___ Text shown ___

For further detail see https://www.lawcom.gov.uk/government-asks-law-commission-to-look-at-trolling-laws/
Divorce on-line: recent developments
On January 30 2018 the Government announced that a fully online divorce application process is being tested across England and Wales for the first time. (It had been trialled in a small number of areas from 2017.)
The initial pilot allowed people seeking a divorce to use an online system which offered prompts and guidance to assist them in completing their application. But they still had to print off the form and send it to the court.
HM Courts & Tribunals Service (HMCTS) has now extended the service so that the application is now fully digital – submitting the form, sending the relevant documents, and payment. In the first week HMCTS received 130 online applications.
According to HMCTS the online system has drastically cut the number of applications being returned because of errors – showing a 90% improvement from paper forms. This is particularly important given the increasing numbers seeking a divorce without using a lawyer to help them.
Users of the new service seem to like it. It has already gained positive feedback with people welcoming the simplified, streamlined and easy to understand system which delivers their application instantly – without the worry of it being lost in the post.
The next stages will include making the system available for use by legal representatives. A date has not yet been publicly announced for this further development.
For further detail, see https://www.gov.uk/government/news/hm-courts-and-tribunals-service-tests-fully-digital-divorce-application
Experience in other contexts suggests that once up and running, use of on-line application procedures will increase very rapidly. Indeed, people will wonder why this development had not occurred years ago. This sort of development is at the heart of the Transformation of our Justice System reform programme.
Disclosure of evidence: planning for change – first steps
In July 2017, the Inspectorates of the Crown Prosecution Service and Constabulary published a very critical report on the failure of police and prosecution services to apply the rules relating to the disclosure of evidence held by police/prosecutors to defence teams. (I noted the report here in November 2017).
Since then, it seems that the issue of the failure of the police and prosecution to disclose evidence to defence lawyers which might undermine or weaken the prosecution case has received almost daily attention in the mass media. A number of well publicised cases have emerged in which those accused of serious crimes (in particular rape) have found out only at a late stage that evidence which undermines the case against them is available.
A number of reasons have been advanced for these failures. For example, it is argued that the current law was put in place before the arrival of mobile phones and the vast amounts of electronic data that is generated on phones and tablet.
It is also argued that police and prosecutors lack the resources to comb through all this information to see what might by relevant.
This is an extremely serious issue which goes to the heart of the criminal justice system. People must feel that the system is fair and that those who run it are complying with the rules.
Clearly both the police and CPS are taking this issue seriously. The first tangible step has recently been taken. At the end of January 2018, a plan was published by the Crown Prosecution Service (CPS), the National Police Chiefs’ Council (NPCC) and the College of Policing. This sets out measures designed to improve practice in this area.
These first steps include:
- Reviewing disclosure training with the College of Policing
- Developing a cadre of specialist and experienced disclosure experts in every force
- Providing all multimedia evidence from the CPS to the defence digitally
- Putting in place specific improvement plans for each force and CPS area
- Setting up a system for the CPS and police to better identify and deal with cases with significant and complex disclosure issues.

___

→ **Required task a**:
Select every line in the rows below that contains the string "validity".

___ Records to use ___

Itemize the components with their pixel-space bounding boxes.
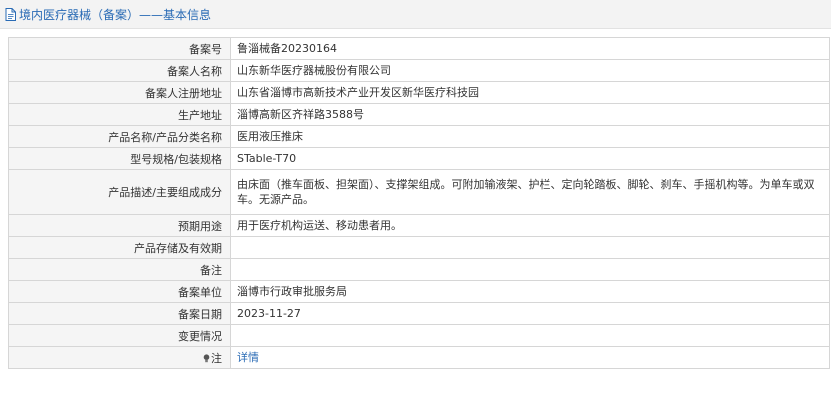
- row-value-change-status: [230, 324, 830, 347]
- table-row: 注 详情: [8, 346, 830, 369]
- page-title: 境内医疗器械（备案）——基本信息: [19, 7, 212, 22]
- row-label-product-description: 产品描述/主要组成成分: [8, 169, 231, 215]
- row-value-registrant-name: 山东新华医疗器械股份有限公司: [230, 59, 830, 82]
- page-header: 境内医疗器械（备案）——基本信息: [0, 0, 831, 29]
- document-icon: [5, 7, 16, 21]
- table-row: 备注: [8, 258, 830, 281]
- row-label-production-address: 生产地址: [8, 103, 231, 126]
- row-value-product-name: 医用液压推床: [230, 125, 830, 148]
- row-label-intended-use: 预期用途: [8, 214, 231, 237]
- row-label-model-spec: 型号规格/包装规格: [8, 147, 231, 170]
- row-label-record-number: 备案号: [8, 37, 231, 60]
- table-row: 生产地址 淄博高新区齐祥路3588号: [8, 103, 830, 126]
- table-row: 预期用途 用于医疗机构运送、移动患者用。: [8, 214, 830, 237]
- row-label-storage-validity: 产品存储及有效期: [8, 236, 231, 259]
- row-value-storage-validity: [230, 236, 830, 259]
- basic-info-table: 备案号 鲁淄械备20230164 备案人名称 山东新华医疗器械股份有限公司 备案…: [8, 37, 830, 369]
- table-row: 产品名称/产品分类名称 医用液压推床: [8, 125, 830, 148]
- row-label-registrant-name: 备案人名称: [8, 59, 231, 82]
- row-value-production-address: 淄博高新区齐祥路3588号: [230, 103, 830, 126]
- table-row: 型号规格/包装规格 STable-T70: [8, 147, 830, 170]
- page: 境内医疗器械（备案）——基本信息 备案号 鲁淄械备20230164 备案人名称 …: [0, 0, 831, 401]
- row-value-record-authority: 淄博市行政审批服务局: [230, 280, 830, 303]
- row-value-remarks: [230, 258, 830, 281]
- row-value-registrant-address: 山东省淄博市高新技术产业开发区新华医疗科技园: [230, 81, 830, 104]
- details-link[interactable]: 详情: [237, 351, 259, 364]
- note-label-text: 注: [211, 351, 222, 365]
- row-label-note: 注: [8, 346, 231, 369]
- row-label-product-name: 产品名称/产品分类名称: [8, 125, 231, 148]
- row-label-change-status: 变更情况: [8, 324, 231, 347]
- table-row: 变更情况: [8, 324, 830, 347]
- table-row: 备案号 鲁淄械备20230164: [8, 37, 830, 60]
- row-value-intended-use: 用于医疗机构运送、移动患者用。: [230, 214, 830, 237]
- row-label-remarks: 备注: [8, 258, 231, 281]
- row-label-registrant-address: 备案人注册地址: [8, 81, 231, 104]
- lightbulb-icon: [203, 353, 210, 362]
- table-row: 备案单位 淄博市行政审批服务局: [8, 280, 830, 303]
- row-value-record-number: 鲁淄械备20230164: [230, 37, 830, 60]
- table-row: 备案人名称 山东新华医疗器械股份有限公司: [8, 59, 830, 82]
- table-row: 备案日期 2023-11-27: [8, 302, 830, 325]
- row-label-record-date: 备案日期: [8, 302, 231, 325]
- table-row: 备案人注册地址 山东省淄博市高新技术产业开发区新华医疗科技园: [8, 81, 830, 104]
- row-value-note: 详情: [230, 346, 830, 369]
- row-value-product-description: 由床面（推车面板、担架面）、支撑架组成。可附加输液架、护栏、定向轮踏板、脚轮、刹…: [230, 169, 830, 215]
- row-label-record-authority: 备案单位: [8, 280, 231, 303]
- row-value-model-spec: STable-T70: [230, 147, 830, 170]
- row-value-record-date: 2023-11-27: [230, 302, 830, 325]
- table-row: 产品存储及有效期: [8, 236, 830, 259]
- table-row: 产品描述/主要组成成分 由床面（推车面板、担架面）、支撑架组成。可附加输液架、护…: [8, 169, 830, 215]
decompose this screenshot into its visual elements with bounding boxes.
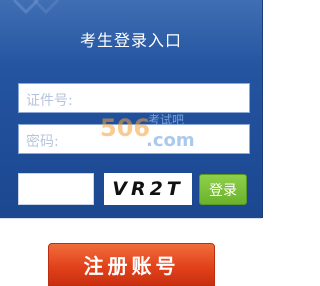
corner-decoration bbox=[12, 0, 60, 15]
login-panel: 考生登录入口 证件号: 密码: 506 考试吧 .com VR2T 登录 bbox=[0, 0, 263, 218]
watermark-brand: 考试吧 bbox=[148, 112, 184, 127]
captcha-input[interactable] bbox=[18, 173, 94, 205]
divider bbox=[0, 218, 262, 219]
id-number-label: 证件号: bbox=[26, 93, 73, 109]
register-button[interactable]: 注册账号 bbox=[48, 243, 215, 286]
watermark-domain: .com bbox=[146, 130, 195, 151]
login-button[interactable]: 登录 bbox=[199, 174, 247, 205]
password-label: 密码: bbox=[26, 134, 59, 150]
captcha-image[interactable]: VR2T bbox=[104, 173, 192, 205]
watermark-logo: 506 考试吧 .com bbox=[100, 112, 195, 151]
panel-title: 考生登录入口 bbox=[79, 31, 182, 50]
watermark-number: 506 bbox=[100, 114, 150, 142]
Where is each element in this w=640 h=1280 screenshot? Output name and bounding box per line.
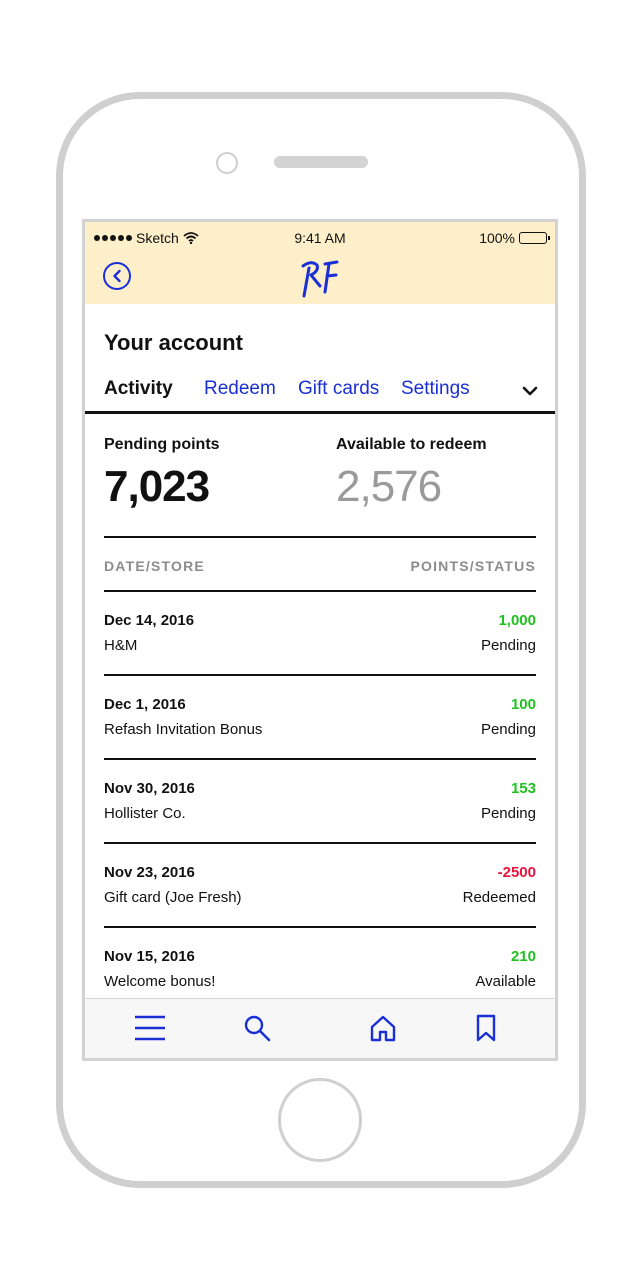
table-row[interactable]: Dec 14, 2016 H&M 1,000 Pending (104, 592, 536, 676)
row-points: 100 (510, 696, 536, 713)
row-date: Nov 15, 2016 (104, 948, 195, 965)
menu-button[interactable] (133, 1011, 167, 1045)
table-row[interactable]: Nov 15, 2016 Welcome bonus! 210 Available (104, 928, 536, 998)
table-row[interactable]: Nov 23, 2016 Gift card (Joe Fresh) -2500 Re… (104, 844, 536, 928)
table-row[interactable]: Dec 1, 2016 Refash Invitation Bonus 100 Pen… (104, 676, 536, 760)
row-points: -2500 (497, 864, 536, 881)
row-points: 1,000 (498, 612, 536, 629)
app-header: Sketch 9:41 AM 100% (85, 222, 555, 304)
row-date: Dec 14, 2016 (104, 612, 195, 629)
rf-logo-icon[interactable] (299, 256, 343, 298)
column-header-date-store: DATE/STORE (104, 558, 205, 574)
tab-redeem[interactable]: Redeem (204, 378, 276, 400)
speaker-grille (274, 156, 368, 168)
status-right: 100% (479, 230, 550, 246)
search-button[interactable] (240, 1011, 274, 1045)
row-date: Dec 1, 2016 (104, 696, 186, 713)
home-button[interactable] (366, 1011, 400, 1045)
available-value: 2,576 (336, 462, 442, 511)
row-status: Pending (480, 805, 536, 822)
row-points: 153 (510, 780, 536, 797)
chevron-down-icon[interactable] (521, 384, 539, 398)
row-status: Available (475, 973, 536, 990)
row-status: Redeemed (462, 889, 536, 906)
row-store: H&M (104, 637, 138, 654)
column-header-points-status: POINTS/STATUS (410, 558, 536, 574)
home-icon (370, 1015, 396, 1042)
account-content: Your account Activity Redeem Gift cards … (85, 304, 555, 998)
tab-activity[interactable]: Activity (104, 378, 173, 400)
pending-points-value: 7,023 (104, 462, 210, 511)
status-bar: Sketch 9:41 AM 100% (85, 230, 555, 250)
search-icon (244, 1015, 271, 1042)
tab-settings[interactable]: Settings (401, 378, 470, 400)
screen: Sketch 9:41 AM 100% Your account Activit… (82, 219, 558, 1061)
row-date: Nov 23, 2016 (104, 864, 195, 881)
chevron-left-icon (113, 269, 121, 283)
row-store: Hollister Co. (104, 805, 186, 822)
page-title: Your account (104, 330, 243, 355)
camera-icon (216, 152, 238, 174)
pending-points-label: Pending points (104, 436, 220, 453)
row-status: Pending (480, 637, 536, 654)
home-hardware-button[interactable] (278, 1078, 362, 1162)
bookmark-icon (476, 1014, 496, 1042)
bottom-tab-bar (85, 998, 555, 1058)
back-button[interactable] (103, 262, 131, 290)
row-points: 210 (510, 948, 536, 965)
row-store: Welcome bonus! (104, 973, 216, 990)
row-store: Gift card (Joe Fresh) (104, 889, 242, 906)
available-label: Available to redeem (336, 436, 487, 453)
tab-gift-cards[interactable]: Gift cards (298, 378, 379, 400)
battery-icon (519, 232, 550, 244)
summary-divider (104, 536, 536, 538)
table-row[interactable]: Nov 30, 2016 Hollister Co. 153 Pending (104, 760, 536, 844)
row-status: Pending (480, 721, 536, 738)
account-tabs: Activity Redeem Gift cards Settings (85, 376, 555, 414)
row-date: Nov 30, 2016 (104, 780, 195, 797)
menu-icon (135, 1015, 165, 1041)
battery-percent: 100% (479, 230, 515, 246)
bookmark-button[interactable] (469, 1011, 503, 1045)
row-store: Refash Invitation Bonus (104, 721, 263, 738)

___

→ **Required task b**:
From the justice reform text above, retype the passage starting with "HM Courts &" and going on through "to help them.".

→ **Expected output a**:
- row-label-storage-validity: 产品存储及有效期: [8, 236, 231, 259]
- row-value-storage-validity: [230, 236, 830, 259]

→ **Expected output b**:
HM Courts & Tribunals Service (HMCTS) has now extended the service so that the application is now fully digital – submitting the form, sending the relevant documents, and payment. In the first week HMCTS received 130 online applications.
According to HMCTS the online system has drastically cut the number of applications being returned because of errors – showing a 90% improvement from paper forms. This is particularly important given the increasing numbers seeking a divorce without using a lawyer to help them.